> [Supplied material]:
+--
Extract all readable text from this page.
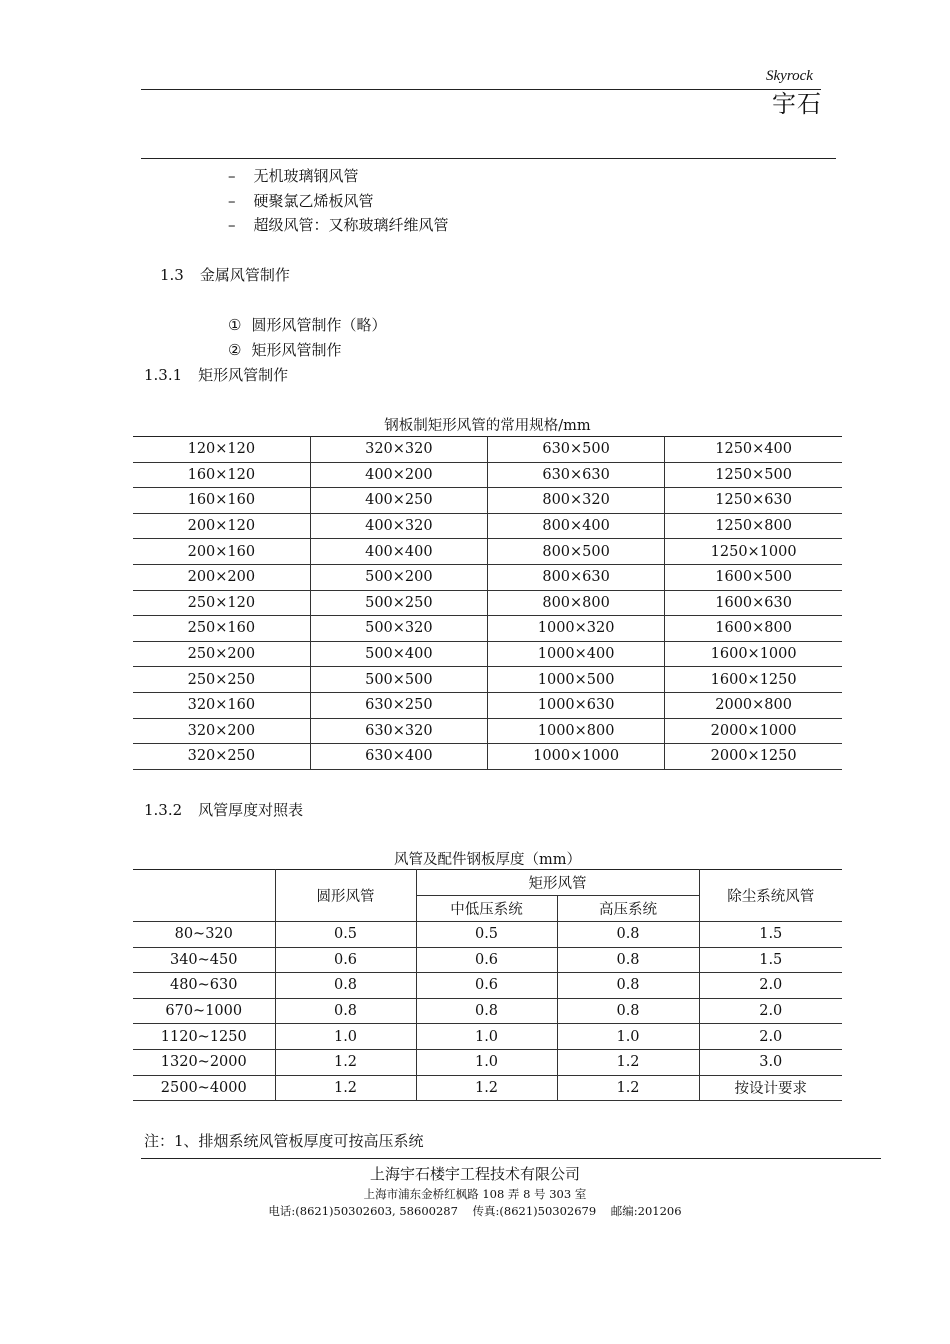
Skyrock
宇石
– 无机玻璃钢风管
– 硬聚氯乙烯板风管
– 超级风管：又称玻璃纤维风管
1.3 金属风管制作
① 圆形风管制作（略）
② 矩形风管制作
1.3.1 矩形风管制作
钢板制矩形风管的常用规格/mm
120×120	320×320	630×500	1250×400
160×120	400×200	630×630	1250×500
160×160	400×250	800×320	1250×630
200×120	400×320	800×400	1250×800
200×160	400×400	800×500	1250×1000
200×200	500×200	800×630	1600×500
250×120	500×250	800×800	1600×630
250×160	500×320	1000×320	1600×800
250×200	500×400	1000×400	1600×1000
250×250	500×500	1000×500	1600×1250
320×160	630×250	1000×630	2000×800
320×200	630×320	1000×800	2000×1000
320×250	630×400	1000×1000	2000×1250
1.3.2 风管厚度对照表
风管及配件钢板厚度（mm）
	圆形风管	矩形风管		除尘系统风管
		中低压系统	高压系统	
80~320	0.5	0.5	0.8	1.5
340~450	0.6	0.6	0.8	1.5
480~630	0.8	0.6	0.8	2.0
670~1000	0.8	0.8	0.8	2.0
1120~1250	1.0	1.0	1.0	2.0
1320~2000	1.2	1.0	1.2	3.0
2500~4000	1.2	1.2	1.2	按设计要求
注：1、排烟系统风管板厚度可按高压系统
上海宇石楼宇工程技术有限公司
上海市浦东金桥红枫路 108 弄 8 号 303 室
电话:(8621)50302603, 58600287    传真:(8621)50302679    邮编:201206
+--
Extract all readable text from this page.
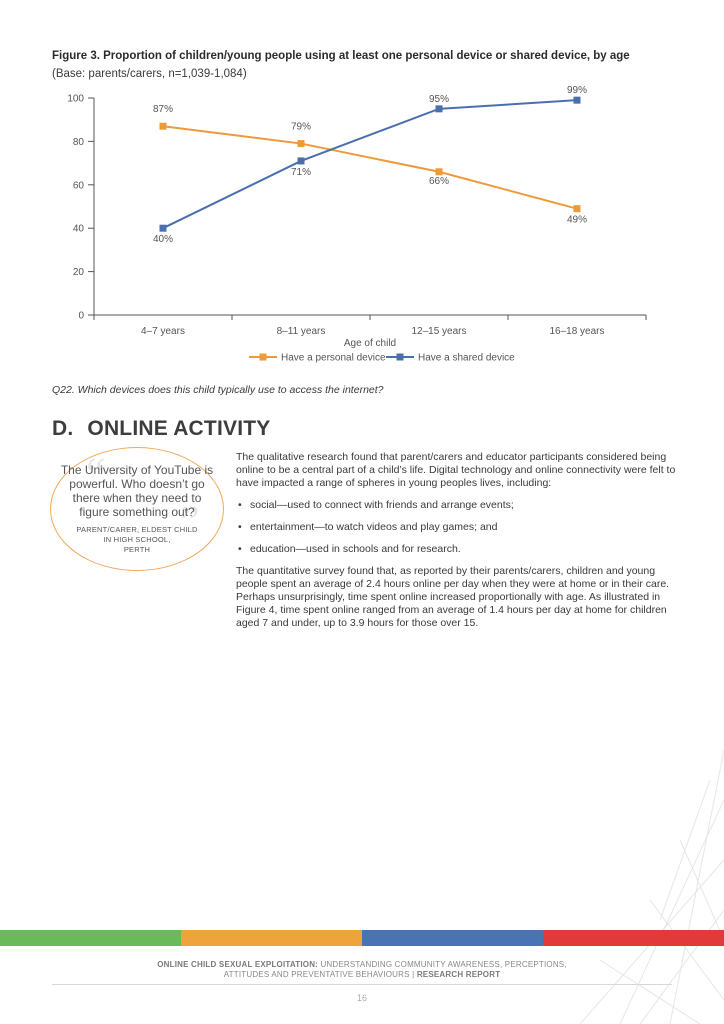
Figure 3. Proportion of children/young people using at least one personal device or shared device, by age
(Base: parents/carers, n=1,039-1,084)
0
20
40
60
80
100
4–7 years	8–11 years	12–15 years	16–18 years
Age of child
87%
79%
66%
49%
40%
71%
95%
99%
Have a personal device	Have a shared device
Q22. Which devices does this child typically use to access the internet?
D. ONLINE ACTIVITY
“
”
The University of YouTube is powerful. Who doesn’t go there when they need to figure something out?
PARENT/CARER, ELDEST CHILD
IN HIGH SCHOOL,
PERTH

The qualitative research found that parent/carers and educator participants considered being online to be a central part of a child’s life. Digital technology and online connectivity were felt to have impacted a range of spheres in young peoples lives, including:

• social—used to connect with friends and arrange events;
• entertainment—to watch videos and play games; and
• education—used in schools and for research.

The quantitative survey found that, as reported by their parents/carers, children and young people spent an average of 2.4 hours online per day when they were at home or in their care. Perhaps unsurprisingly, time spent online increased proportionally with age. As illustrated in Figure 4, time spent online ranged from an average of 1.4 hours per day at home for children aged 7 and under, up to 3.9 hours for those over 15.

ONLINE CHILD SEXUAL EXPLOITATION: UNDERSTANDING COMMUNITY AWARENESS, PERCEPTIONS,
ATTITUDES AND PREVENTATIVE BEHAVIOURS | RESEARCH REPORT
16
+--
> [To be done]:
Lines containing "when" are to be counted. State the total and add nothing.

> [Exercise answer]:
2